Items from a figure collection

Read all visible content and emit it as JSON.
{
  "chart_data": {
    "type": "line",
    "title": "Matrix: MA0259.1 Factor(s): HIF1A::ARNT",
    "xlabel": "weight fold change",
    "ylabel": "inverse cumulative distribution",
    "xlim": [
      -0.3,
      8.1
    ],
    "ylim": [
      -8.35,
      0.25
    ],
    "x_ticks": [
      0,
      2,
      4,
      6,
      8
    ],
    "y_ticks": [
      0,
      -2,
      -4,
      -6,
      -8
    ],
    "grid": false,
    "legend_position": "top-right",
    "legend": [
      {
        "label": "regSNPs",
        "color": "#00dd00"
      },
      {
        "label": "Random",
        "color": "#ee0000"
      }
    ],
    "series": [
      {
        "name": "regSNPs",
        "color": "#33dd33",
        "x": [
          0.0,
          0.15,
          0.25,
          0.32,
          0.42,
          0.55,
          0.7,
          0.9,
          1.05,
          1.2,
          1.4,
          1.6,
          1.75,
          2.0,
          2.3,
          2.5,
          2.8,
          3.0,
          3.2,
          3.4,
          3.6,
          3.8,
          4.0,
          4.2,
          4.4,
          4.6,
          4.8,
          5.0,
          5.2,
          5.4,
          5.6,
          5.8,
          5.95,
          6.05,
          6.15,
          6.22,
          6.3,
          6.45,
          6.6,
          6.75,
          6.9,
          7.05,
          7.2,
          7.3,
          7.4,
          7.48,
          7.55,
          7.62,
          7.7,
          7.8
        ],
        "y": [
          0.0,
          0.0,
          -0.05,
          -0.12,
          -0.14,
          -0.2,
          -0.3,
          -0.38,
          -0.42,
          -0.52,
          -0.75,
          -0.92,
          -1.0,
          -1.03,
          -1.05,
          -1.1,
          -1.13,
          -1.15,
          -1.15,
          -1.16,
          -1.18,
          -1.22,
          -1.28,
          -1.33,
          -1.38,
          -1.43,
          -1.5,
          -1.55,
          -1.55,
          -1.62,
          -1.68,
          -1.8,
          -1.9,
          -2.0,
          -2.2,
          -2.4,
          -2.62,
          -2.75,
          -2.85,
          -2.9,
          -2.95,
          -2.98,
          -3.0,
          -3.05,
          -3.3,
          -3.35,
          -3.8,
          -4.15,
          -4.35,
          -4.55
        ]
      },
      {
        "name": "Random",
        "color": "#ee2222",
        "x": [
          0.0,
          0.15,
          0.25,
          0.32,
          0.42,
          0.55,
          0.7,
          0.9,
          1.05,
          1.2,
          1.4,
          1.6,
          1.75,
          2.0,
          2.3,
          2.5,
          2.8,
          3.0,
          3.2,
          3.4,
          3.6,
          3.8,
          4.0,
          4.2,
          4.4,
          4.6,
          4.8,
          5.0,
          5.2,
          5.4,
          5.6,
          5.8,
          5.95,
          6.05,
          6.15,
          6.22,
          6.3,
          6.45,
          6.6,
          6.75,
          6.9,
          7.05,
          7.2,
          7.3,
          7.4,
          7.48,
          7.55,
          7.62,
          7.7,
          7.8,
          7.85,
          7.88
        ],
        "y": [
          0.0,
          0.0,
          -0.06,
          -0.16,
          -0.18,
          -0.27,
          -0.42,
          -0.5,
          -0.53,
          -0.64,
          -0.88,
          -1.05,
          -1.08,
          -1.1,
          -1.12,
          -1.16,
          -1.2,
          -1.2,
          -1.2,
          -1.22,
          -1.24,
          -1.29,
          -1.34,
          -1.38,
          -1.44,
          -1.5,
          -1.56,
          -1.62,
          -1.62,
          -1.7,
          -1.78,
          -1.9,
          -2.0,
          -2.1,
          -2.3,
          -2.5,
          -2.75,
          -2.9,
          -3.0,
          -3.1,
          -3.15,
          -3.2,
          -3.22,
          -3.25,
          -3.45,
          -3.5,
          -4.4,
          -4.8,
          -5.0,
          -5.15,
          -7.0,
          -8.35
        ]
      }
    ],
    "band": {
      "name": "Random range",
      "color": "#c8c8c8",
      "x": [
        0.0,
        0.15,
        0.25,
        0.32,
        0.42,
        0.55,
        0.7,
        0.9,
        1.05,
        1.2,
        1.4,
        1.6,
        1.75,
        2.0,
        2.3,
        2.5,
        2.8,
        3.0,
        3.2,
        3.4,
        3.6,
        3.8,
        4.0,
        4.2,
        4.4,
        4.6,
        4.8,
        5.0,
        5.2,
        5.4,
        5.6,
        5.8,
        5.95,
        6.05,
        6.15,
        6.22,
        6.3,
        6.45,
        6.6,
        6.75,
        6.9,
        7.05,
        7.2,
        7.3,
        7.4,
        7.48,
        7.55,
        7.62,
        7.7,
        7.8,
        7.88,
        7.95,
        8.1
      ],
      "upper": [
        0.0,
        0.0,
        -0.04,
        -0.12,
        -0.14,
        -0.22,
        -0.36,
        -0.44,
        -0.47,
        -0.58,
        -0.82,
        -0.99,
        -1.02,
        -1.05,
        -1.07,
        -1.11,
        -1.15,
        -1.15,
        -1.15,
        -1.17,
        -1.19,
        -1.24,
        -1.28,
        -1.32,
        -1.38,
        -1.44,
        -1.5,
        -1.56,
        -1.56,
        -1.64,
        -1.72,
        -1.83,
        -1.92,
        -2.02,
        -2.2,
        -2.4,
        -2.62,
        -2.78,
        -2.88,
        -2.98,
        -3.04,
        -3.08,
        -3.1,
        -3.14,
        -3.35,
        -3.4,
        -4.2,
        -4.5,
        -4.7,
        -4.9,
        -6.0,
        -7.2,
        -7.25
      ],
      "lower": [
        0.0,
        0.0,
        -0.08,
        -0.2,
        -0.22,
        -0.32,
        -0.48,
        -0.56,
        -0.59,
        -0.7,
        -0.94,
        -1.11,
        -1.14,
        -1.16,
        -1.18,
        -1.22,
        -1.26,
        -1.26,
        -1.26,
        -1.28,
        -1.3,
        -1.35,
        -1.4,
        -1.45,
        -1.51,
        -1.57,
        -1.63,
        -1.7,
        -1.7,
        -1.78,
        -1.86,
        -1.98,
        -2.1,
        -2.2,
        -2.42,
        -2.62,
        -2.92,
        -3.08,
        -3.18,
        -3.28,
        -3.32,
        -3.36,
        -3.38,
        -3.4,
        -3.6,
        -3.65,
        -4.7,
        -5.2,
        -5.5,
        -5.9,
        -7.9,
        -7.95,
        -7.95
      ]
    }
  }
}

■ Requirements
Print out all the entries precisely as written.

■ Exercise output
Read all visible content and emit it as JSON.
{
  "chart_data": {
    "type": "line",
    "title": "Matrix: MA0259.1 Factor(s): HIF1A::ARNT",
    "xlabel": "weight fold change",
    "ylabel": "inverse cumulative distribution",
    "xlim": [
      -0.3,
      8.1
    ],
    "ylim": [
      -8.35,
      0.25
    ],
    "x_ticks": [
      0,
      2,
      4,
      6,
      8
    ],
    "y_ticks": [
      0,
      -2,
      -4,
      -6,
      -8
    ],
    "grid": false,
    "legend_position": "top-right",
    "legend": [
      {
        "label": "regSNPs",
        "color": "#00dd00"
      },
      {
        "label": "Random",
        "color": "#ee0000"
      }
    ],
    "series": [
      {
        "name": "regSNPs",
        "color": "#33dd33",
        "x": [
          0.0,
          0.15,
          0.25,
          0.32,
          0.42,
          0.55,
          0.7,
          0.9,
          1.05,
          1.2,
          1.4,
          1.6,
          1.75,
          2.0,
          2.3,
          2.5,
          2.8,
          3.0,
          3.2,
          3.4,
          3.6,
          3.8,
          4.0,
          4.2,
          4.4,
          4.6,
          4.8,
          5.0,
          5.2,
          5.4,
          5.6,
          5.8,
          5.95,
          6.05,
          6.15,
          6.22,
          6.3,
          6.45,
          6.6,
          6.75,
          6.9,
          7.05,
          7.2,
          7.3,
          7.4,
          7.48,
          7.55,
          7.62,
          7.7,
          7.8
        ],
        "y": [
          0.0,
          0.0,
          -0.05,
          -0.12,
          -0.14,
          -0.2,
          -0.3,
          -0.38,
          -0.42,
          -0.52,
          -0.75,
          -0.92,
          -1.0,
          -1.03,
          -1.05,
          -1.1,
          -1.13,
          -1.15,
          -1.15,
          -1.16,
          -1.18,
          -1.22,
          -1.28,
          -1.33,
          -1.38,
          -1.43,
          -1.5,
          -1.55,
          -1.55,
          -1.62,
          -1.68,
          -1.8,
          -1.9,
          -2.0,
          -2.2,
          -2.4,
          -2.62,
          -2.75,
          -2.85,
          -2.9,
          -2.95,
          -2.98,
          -3.0,
          -3.05,
          -3.3,
          -3.35,
          -3.8,
          -4.15,
          -4.35,
          -4.55
        ]
      },
      {
        "name": "Random",
        "color": "#ee2222",
        "x": [
          0.0,
          0.15,
          0.25,
          0.32,
          0.42,
          0.55,
          0.7,
          0.9,
          1.05,
          1.2,
          1.4,
          1.6,
          1.75,
          2.0,
          2.3,
          2.5,
          2.8,
          3.0,
          3.2,
          3.4,
          3.6,
          3.8,
          4.0,
          4.2,
          4.4,
          4.6,
          4.8,
          5.0,
          5.2,
          5.4,
          5.6,
          5.8,
          5.95,
          6.05,
          6.15,
          6.22,
          6.3,
          6.45,
          6.6,
          6.75,
          6.9,
          7.05,
          7.2,
          7.3,
          7.4,
          7.48,
          7.55,
          7.62,
          7.7,
          7.8,
          7.85,
          7.88
        ],
        "y": [
          0.0,
          0.0,
          -0.06,
          -0.16,
          -0.18,
          -0.27,
          -0.42,
          -0.5,
          -0.53,
          -0.64,
          -0.88,
          -1.05,
          -1.08,
          -1.1,
          -1.12,
          -1.16,
          -1.2,
          -1.2,
          -1.2,
          -1.22,
          -1.24,
          -1.29,
          -1.34,
          -1.38,
          -1.44,
          -1.5,
          -1.56,
          -1.62,
          -1.62,
          -1.7,
          -1.78,
          -1.9,
          -2.0,
          -2.1,
          -2.3,
          -2.5,
          -2.75,
          -2.9,
          -3.0,
          -3.1,
          -3.15,
          -3.2,
          -3.22,
          -3.25,
          -3.45,
          -3.5,
          -4.4,
          -4.8,
          -5.0,
          -5.15,
          -7.0,
          -8.35
        ]
      }
    ],
    "band": {
      "name": "Random range",
      "color": "#c8c8c8",
      "x": [
        0.0,
        0.15,
        0.25,
        0.32,
        0.42,
        0.55,
        0.7,
        0.9,
        1.05,
        1.2,
        1.4,
        1.6,
        1.75,
        2.0,
        2.3,
        2.5,
        2.8,
        3.0,
        3.2,
        3.4,
        3.6,
        3.8,
        4.0,
        4.2,
        4.4,
        4.6,
        4.8,
        5.0,
        5.2,
        5.4,
        5.6,
        5.8,
        5.95,
        6.05,
        6.15,
        6.22,
        6.3,
        6.45,
        6.6,
        6.75,
        6.9,
        7.05,
        7.2,
        7.3,
        7.4,
        7.48,
        7.55,
        7.62,
        7.7,
        7.8,
        7.88,
        7.95,
        8.1
      ],
      "upper": [
        0.0,
        0.0,
        -0.04,
        -0.12,
        -0.14,
        -0.22,
        -0.36,
        -0.44,
        -0.47,
        -0.58,
        -0.82,
        -0.99,
        -1.02,
        -1.05,
        -1.07,
        -1.11,
        -1.15,
        -1.15,
        -1.15,
        -1.17,
        -1.19,
        -1.24,
        -1.28,
        -1.32,
        -1.38,
        -1.44,
        -1.5,
        -1.56,
        -1.56,
        -1.64,
        -1.72,
        -1.83,
        -1.92,
        -2.02,
        -2.2,
        -2.4,
        -2.62,
        -2.78,
        -2.88,
        -2.98,
        -3.04,
        -3.08,
        -3.1,
        -3.14,
        -3.35,
        -3.4,
        -4.2,
        -4.5,
        -4.7,
        -4.9,
        -6.0,
        -7.2,
        -7.25
      ],
      "lower": [
        0.0,
        0.0,
        -0.08,
        -0.2,
        -0.22,
        -0.32,
        -0.48,
        -0.56,
        -0.59,
        -0.7,
        -0.94,
        -1.11,
        -1.14,
        -1.16,
        -1.18,
        -1.22,
        -1.26,
        -1.26,
        -1.26,
        -1.28,
        -1.3,
        -1.35,
        -1.4,
        -1.45,
        -1.51,
        -1.57,
        -1.63,
        -1.7,
        -1.7,
        -1.78,
        -1.86,
        -1.98,
        -2.1,
        -2.2,
        -2.42,
        -2.62,
        -2.92,
        -3.08,
        -3.18,
        -3.28,
        -3.32,
        -3.36,
        -3.38,
        -3.4,
        -3.6,
        -3.65,
        -4.7,
        -5.2,
        -5.5,
        -5.9,
        -7.9,
        -7.95,
        -7.95
      ]
    }
  }
}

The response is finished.